◆ **Listing**:
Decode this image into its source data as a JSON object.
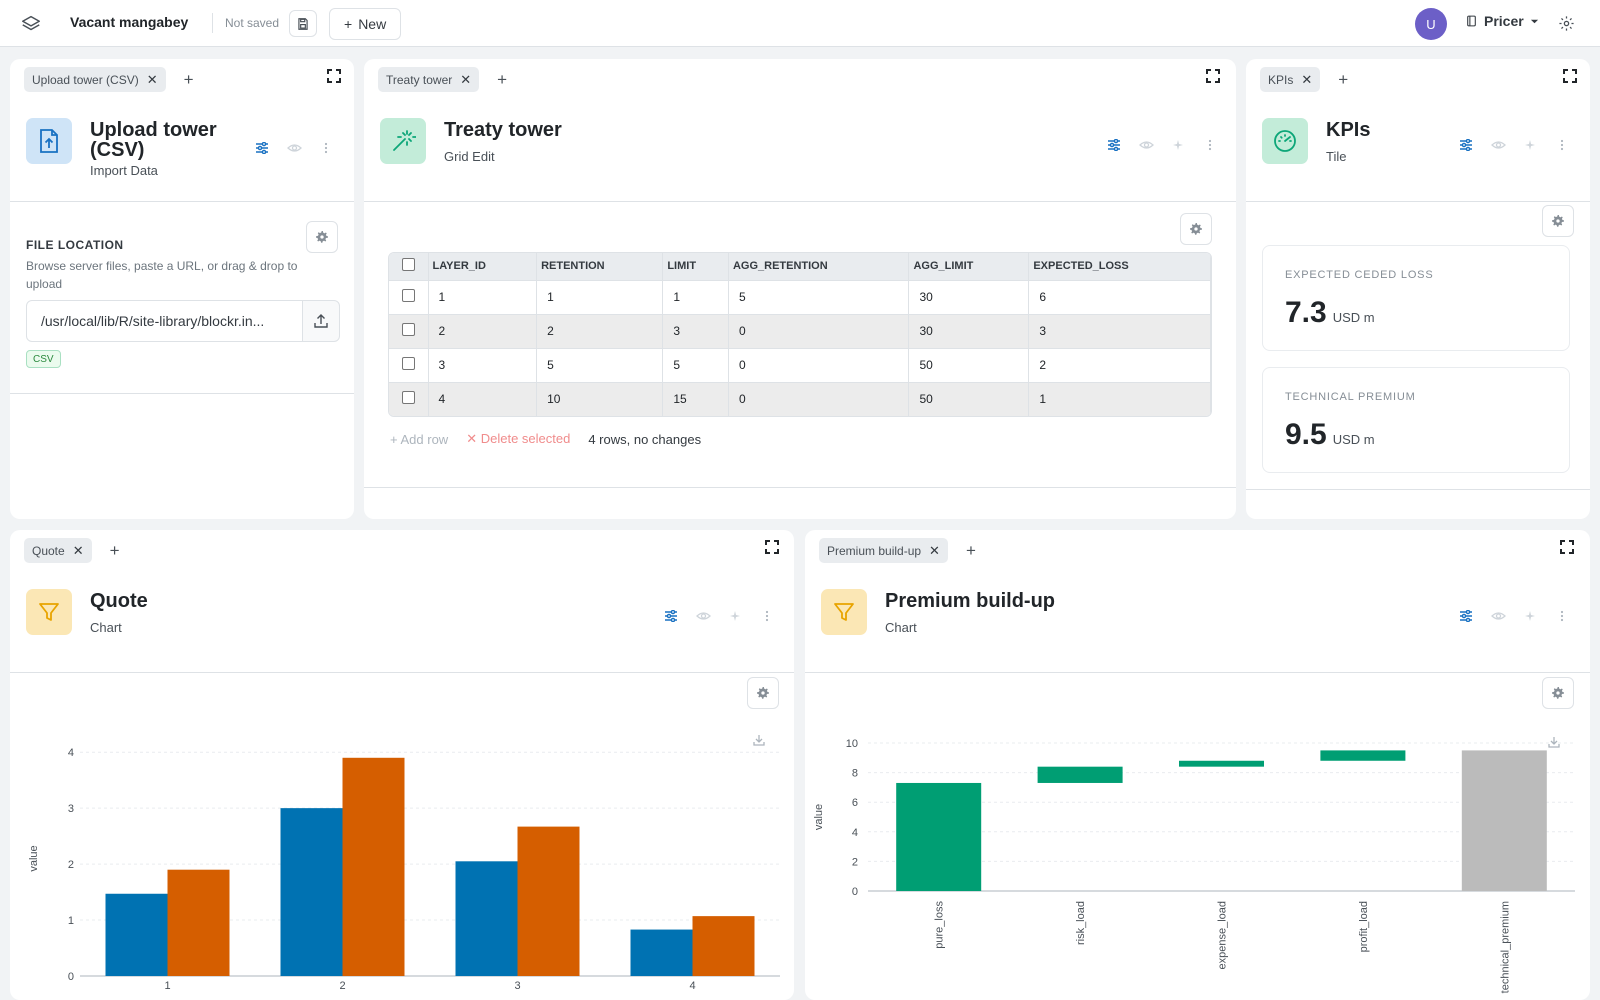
{
  "header": {
    "title": "Vacant mangabey",
    "status": "Not saved",
    "new_label": "New",
    "avatar_initial": "U",
    "workspace": "Pricer"
  },
  "upload_panel": {
    "tab": "Upload tower (CSV)",
    "title": "Upload tower (CSV)",
    "subtitle": "Import Data",
    "file_location_label": "FILE LOCATION",
    "file_location_desc": "Browse server files, paste a URL, or drag & drop to upload",
    "path_value": "/usr/local/lib/R/site-library/blockr.in...",
    "badge": "CSV"
  },
  "treaty_panel": {
    "tab": "Treaty tower",
    "title": "Treaty tower",
    "subtitle": "Grid Edit",
    "columns": [
      "LAYER_ID",
      "RETENTION",
      "LIMIT",
      "AGG_RETENTION",
      "AGG_LIMIT",
      "EXPECTED_LOSS"
    ],
    "rows": [
      [
        "1",
        "1",
        "1",
        "5",
        "30",
        "6"
      ],
      [
        "2",
        "2",
        "3",
        "0",
        "30",
        "3"
      ],
      [
        "3",
        "5",
        "5",
        "0",
        "50",
        "2"
      ],
      [
        "4",
        "10",
        "15",
        "0",
        "50",
        "1"
      ]
    ],
    "add_row": "Add row",
    "delete_selected": "Delete selected",
    "row_status": "4 rows, no changes"
  },
  "kpi_panel": {
    "tab": "KPIs",
    "title": "KPIs",
    "subtitle": "Tile",
    "tiles": [
      {
        "label": "EXPECTED CEDED LOSS",
        "value": "7.3",
        "unit": "USD m"
      },
      {
        "label": "TECHNICAL PREMIUM",
        "value": "9.5",
        "unit": "USD m"
      }
    ]
  },
  "quote_panel": {
    "tab": "Quote",
    "title": "Quote",
    "subtitle": "Chart"
  },
  "premium_panel": {
    "tab": "Premium build-up",
    "title": "Premium build-up",
    "subtitle": "Chart"
  },
  "chart_data": [
    {
      "type": "bar",
      "title": "",
      "xlabel": "",
      "ylabel": "value",
      "categories": [
        "1",
        "2",
        "3",
        "4"
      ],
      "series": [
        {
          "values": [
            1.47,
            3.0,
            2.05,
            0.83
          ],
          "color": "#0072b2"
        },
        {
          "values": [
            1.9,
            3.9,
            2.67,
            1.07
          ],
          "color": "#d55e00"
        }
      ],
      "ylim": [
        0,
        4.2
      ],
      "yticks": [
        0,
        1,
        2,
        3,
        4
      ],
      "grid": true
    },
    {
      "type": "bar",
      "subtype": "waterfall",
      "title": "",
      "xlabel": "",
      "ylabel": "value",
      "categories": [
        "pure_loss",
        "risk_load",
        "expense_load",
        "profit_load",
        "technical_premium"
      ],
      "bars": [
        {
          "start": 0,
          "end": 7.3,
          "color": "#009e73"
        },
        {
          "start": 7.3,
          "end": 8.4,
          "color": "#009e73"
        },
        {
          "start": 8.4,
          "end": 8.8,
          "color": "#009e73"
        },
        {
          "start": 8.8,
          "end": 9.5,
          "color": "#009e73"
        },
        {
          "start": 0,
          "end": 9.5,
          "color": "#bbbbbb"
        }
      ],
      "ylim": [
        0,
        10.5
      ],
      "yticks": [
        0,
        2,
        4,
        6,
        8,
        10
      ],
      "grid": true
    }
  ]
}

◆ **Task**: Leave the pictures out and reproduce each record exactly as written.

◆ **Exercise solution**:
Decode this image into its source data as a JSON object.
{
  "header": {
    "title": "Vacant mangabey",
    "status": "Not saved",
    "new_label": "New",
    "avatar_initial": "U",
    "workspace": "Pricer"
  },
  "upload_panel": {
    "tab": "Upload tower (CSV)",
    "title": "Upload tower (CSV)",
    "subtitle": "Import Data",
    "file_location_label": "FILE LOCATION",
    "file_location_desc": "Browse server files, paste a URL, or drag & drop to upload",
    "path_value": "/usr/local/lib/R/site-library/blockr.in...",
    "badge": "CSV"
  },
  "treaty_panel": {
    "tab": "Treaty tower",
    "title": "Treaty tower",
    "subtitle": "Grid Edit",
    "columns": [
      "LAYER_ID",
      "RETENTION",
      "LIMIT",
      "AGG_RETENTION",
      "AGG_LIMIT",
      "EXPECTED_LOSS"
    ],
    "rows": [
      [
        "1",
        "1",
        "1",
        "5",
        "30",
        "6"
      ],
      [
        "2",
        "2",
        "3",
        "0",
        "30",
        "3"
      ],
      [
        "3",
        "5",
        "5",
        "0",
        "50",
        "2"
      ],
      [
        "4",
        "10",
        "15",
        "0",
        "50",
        "1"
      ]
    ],
    "add_row": "Add row",
    "delete_selected": "Delete selected",
    "row_status": "4 rows, no changes"
  },
  "kpi_panel": {
    "tab": "KPIs",
    "title": "KPIs",
    "subtitle": "Tile",
    "tiles": [
      {
        "label": "EXPECTED CEDED LOSS",
        "value": "7.3",
        "unit": "USD m"
      },
      {
        "label": "TECHNICAL PREMIUM",
        "value": "9.5",
        "unit": "USD m"
      }
    ]
  },
  "quote_panel": {
    "tab": "Quote",
    "title": "Quote",
    "subtitle": "Chart"
  },
  "premium_panel": {
    "tab": "Premium build-up",
    "title": "Premium build-up",
    "subtitle": "Chart"
  },
  "chart_data": [
    {
      "type": "bar",
      "title": "",
      "xlabel": "",
      "ylabel": "value",
      "categories": [
        "1",
        "2",
        "3",
        "4"
      ],
      "series": [
        {
          "values": [
            1.47,
            3.0,
            2.05,
            0.83
          ],
          "color": "#0072b2"
        },
        {
          "values": [
            1.9,
            3.9,
            2.67,
            1.07
          ],
          "color": "#d55e00"
        }
      ],
      "ylim": [
        0,
        4.2
      ],
      "yticks": [
        0,
        1,
        2,
        3,
        4
      ],
      "grid": true
    },
    {
      "type": "bar",
      "subtype": "waterfall",
      "title": "",
      "xlabel": "",
      "ylabel": "value",
      "categories": [
        "pure_loss",
        "risk_load",
        "expense_load",
        "profit_load",
        "technical_premium"
      ],
      "bars": [
        {
          "start": 0,
          "end": 7.3,
          "color": "#009e73"
        },
        {
          "start": 7.3,
          "end": 8.4,
          "color": "#009e73"
        },
        {
          "start": 8.4,
          "end": 8.8,
          "color": "#009e73"
        },
        {
          "start": 8.8,
          "end": 9.5,
          "color": "#009e73"
        },
        {
          "start": 0,
          "end": 9.5,
          "color": "#bbbbbb"
        }
      ],
      "ylim": [
        0,
        10.5
      ],
      "yticks": [
        0,
        2,
        4,
        6,
        8,
        10
      ],
      "grid": true
    }
  ]
}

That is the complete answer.